(Items listed in a dataset)

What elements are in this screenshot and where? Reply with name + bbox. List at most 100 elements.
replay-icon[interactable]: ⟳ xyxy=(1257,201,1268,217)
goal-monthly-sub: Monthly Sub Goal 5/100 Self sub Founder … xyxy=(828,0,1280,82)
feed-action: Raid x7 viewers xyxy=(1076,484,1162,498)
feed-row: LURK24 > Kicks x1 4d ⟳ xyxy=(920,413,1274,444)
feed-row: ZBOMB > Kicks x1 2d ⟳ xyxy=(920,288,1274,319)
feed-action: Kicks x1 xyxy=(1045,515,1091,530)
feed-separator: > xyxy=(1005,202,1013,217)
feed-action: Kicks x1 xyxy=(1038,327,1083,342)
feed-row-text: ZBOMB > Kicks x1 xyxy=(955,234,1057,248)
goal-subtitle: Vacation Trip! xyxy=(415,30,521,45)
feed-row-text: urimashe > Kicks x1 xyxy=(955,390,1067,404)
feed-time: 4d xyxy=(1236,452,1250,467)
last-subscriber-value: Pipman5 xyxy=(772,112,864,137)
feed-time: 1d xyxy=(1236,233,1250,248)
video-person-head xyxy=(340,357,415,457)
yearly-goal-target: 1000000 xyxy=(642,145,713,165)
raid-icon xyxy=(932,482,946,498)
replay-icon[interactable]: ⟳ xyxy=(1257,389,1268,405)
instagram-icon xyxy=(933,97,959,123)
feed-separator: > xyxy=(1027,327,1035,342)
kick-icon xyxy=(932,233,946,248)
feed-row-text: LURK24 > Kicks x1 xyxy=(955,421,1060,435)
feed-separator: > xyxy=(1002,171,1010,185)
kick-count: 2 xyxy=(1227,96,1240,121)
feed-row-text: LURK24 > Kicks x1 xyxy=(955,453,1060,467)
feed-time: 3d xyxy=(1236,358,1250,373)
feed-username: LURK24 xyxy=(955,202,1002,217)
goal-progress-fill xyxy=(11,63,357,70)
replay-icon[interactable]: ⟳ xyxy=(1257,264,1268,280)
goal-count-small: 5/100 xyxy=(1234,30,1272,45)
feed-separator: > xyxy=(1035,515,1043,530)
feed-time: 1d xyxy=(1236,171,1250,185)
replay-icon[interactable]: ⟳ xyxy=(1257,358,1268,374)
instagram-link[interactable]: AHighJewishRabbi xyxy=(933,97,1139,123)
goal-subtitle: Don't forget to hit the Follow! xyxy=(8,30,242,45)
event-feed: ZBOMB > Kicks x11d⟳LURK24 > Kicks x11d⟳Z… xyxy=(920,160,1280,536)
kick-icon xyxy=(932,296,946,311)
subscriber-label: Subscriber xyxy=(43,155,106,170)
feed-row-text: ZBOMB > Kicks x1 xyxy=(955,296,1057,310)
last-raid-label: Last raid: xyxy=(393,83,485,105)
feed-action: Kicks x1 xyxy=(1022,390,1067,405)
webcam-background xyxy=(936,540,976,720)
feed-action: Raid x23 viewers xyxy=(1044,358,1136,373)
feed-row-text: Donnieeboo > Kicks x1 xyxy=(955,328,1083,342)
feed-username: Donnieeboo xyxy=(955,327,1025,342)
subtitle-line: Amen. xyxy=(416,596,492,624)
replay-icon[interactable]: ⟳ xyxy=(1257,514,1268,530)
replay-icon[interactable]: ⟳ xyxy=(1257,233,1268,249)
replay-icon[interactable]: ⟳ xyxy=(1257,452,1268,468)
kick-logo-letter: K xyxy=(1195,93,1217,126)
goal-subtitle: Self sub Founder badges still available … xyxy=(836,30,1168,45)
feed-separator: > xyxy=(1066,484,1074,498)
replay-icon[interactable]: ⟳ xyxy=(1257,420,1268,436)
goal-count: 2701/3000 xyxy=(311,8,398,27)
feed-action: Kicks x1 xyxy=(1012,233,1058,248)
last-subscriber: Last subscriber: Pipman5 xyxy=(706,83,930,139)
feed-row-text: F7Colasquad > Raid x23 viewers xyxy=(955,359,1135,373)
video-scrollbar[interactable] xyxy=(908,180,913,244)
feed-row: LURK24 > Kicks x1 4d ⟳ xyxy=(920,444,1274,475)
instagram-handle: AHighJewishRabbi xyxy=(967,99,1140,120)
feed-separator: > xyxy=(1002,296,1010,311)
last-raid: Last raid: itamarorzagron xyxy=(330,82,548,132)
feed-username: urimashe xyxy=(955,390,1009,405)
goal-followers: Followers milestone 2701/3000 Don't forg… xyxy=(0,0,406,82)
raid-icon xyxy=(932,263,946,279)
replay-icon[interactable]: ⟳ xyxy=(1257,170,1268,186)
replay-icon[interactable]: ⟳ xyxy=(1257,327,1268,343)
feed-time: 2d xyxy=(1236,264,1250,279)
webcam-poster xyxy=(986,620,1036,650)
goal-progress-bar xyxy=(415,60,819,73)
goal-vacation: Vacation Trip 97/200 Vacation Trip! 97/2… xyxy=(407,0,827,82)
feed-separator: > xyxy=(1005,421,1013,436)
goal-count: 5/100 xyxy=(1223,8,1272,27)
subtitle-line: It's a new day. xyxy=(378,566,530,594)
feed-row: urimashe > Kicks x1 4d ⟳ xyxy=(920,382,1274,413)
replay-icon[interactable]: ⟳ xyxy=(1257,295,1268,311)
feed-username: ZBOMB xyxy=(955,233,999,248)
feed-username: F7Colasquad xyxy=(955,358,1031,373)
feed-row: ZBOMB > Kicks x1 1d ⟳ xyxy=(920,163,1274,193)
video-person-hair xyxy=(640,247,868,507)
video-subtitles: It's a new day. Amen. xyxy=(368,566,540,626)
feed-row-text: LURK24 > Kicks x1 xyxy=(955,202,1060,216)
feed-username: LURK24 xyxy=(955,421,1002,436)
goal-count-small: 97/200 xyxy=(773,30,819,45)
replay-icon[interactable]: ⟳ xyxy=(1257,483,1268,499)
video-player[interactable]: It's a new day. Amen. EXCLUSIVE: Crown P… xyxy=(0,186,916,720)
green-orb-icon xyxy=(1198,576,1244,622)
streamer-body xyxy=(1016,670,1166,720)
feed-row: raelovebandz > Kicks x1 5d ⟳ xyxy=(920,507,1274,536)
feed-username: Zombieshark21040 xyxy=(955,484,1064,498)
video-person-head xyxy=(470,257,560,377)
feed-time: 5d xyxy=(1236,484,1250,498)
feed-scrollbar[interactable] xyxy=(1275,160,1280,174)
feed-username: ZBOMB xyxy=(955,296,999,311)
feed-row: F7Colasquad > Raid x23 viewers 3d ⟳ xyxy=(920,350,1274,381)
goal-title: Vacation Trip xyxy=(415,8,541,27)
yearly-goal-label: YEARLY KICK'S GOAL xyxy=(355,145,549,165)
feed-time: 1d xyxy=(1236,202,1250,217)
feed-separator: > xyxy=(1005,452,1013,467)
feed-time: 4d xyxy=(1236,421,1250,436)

What the exercise asks — Return every line of the records above without any change.

Final result —
What elements are in this screenshot and where? Reply with name + bbox. List at most 100 elements.
replay-icon[interactable]: ⟳ xyxy=(1257,201,1268,217)
goal-monthly-sub: Monthly Sub Goal 5/100 Self sub Founder … xyxy=(828,0,1280,82)
feed-action: Raid x7 viewers xyxy=(1076,484,1162,498)
feed-row: LURK24 > Kicks x1 4d ⟳ xyxy=(920,413,1274,444)
feed-row: ZBOMB > Kicks x1 2d ⟳ xyxy=(920,288,1274,319)
feed-action: Kicks x1 xyxy=(1045,515,1091,530)
feed-separator: > xyxy=(1005,202,1013,217)
feed-action: Kicks x1 xyxy=(1038,327,1083,342)
feed-row-text: ZBOMB > Kicks x1 xyxy=(955,234,1057,248)
goal-subtitle: Vacation Trip! xyxy=(415,30,521,45)
feed-row-text: urimashe > Kicks x1 xyxy=(955,390,1067,404)
feed-time: 4d xyxy=(1236,452,1250,467)
last-subscriber-value: Pipman5 xyxy=(772,112,864,137)
feed-time: 1d xyxy=(1236,233,1250,248)
video-person-head xyxy=(340,357,415,457)
yearly-goal-target: 1000000 xyxy=(642,145,713,165)
raid-icon xyxy=(932,482,946,498)
replay-icon[interactable]: ⟳ xyxy=(1257,389,1268,405)
instagram-icon xyxy=(933,97,959,123)
feed-separator: > xyxy=(1027,327,1035,342)
kick-icon xyxy=(932,233,946,248)
feed-row-text: LURK24 > Kicks x1 xyxy=(955,421,1060,435)
feed-separator: > xyxy=(1002,171,1010,185)
kick-count: 2 xyxy=(1227,96,1240,121)
feed-row-text: LURK24 > Kicks x1 xyxy=(955,453,1060,467)
feed-time: 3d xyxy=(1236,358,1250,373)
feed-username: LURK24 xyxy=(955,202,1002,217)
goal-progress-fill xyxy=(11,63,357,70)
replay-icon[interactable]: ⟳ xyxy=(1257,264,1268,280)
goal-count-small: 5/100 xyxy=(1234,30,1272,45)
feed-separator: > xyxy=(1035,515,1043,530)
feed-time: 1d xyxy=(1236,171,1250,185)
replay-icon[interactable]: ⟳ xyxy=(1257,358,1268,374)
instagram-link[interactable]: AHighJewishRabbi xyxy=(933,97,1139,123)
goal-subtitle: Don't forget to hit the Follow! xyxy=(8,30,242,45)
event-feed: ZBOMB > Kicks x11d⟳LURK24 > Kicks x11d⟳Z… xyxy=(920,160,1280,536)
kick-icon xyxy=(932,296,946,311)
subscriber-label: Subscriber xyxy=(43,155,106,170)
feed-row-text: ZBOMB > Kicks x1 xyxy=(955,296,1057,310)
last-raid-label: Last raid: xyxy=(393,83,485,105)
feed-action: Kicks x1 xyxy=(1022,390,1067,405)
webcam-background xyxy=(936,540,976,720)
feed-action: Raid x23 viewers xyxy=(1044,358,1136,373)
feed-row-text: Donnieeboo > Kicks x1 xyxy=(955,328,1083,342)
feed-username: Donnieeboo xyxy=(955,327,1025,342)
subtitle-line: Amen. xyxy=(416,596,492,624)
replay-icon[interactable]: ⟳ xyxy=(1257,514,1268,530)
replay-icon[interactable]: ⟳ xyxy=(1257,233,1268,249)
replay-icon[interactable]: ⟳ xyxy=(1257,452,1268,468)
kick-logo-letter: K xyxy=(1195,93,1217,126)
goal-subtitle: Self sub Founder badges still available … xyxy=(836,30,1168,45)
feed-separator: > xyxy=(1066,484,1074,498)
replay-icon[interactable]: ⟳ xyxy=(1257,420,1268,436)
goal-count: 2701/3000 xyxy=(311,8,398,27)
feed-action: Kicks x1 xyxy=(1012,233,1058,248)
last-subscriber: Last subscriber: Pipman5 xyxy=(706,83,930,139)
feed-row-text: F7Colasquad > Raid x23 viewers xyxy=(955,359,1135,373)
video-scrollbar[interactable] xyxy=(908,180,913,244)
feed-row: LURK24 > Kicks x1 4d ⟳ xyxy=(920,444,1274,475)
instagram-handle: AHighJewishRabbi xyxy=(967,99,1140,120)
feed-separator: > xyxy=(1002,296,1010,311)
last-raid: Last raid: itamarorzagron xyxy=(330,82,548,132)
feed-username: urimashe xyxy=(955,390,1009,405)
goal-followers: Followers milestone 2701/3000 Don't forg… xyxy=(0,0,406,82)
raid-icon xyxy=(932,263,946,279)
replay-icon[interactable]: ⟳ xyxy=(1257,170,1268,186)
replay-icon[interactable]: ⟳ xyxy=(1257,327,1268,343)
feed-time: 2d xyxy=(1236,264,1250,279)
webcam-poster xyxy=(986,620,1036,650)
goal-progress-bar xyxy=(415,60,819,73)
goal-vacation: Vacation Trip 97/200 Vacation Trip! 97/2… xyxy=(407,0,827,82)
feed-separator: > xyxy=(1005,421,1013,436)
goal-count: 5/100 xyxy=(1223,8,1272,27)
subtitle-line: It's a new day. xyxy=(378,566,530,594)
feed-row: urimashe > Kicks x1 4d ⟳ xyxy=(920,382,1274,413)
replay-icon[interactable]: ⟳ xyxy=(1257,295,1268,311)
feed-username: ZBOMB xyxy=(955,233,999,248)
feed-username: F7Colasquad xyxy=(955,358,1031,373)
feed-row: ZBOMB > Kicks x1 1d ⟳ xyxy=(920,163,1274,193)
video-person-hair xyxy=(640,247,868,507)
video-subtitles: It's a new day. Amen. xyxy=(368,566,540,626)
feed-row-text: LURK24 > Kicks x1 xyxy=(955,202,1060,216)
feed-username: LURK24 xyxy=(955,421,1002,436)
goal-count-small: 97/200 xyxy=(773,30,819,45)
replay-icon[interactable]: ⟳ xyxy=(1257,483,1268,499)
video-player[interactable]: It's a new day. Amen. EXCLUSIVE: Crown P… xyxy=(0,186,916,720)
green-orb-icon xyxy=(1198,576,1244,622)
streamer-body xyxy=(1016,670,1166,720)
feed-row: raelovebandz > Kicks x1 5d ⟳ xyxy=(920,507,1274,536)
feed-username: Zombieshark21040 xyxy=(955,484,1064,498)
video-person-head xyxy=(470,257,560,377)
feed-time: 5d xyxy=(1236,484,1250,498)
feed-scrollbar[interactable] xyxy=(1275,160,1280,174)
feed-username: ZBOMB xyxy=(955,296,999,311)
feed-row: F7Colasquad > Raid x23 viewers 3d ⟳ xyxy=(920,350,1274,381)
goal-title: Vacation Trip xyxy=(415,8,541,27)
yearly-goal-label: YEARLY KICK'S GOAL xyxy=(355,145,549,165)
feed-time: 1d xyxy=(1236,202,1250,217)
feed-separator: > xyxy=(1005,452,1013,467)
feed-time: 4d xyxy=(1236,421,1250,436)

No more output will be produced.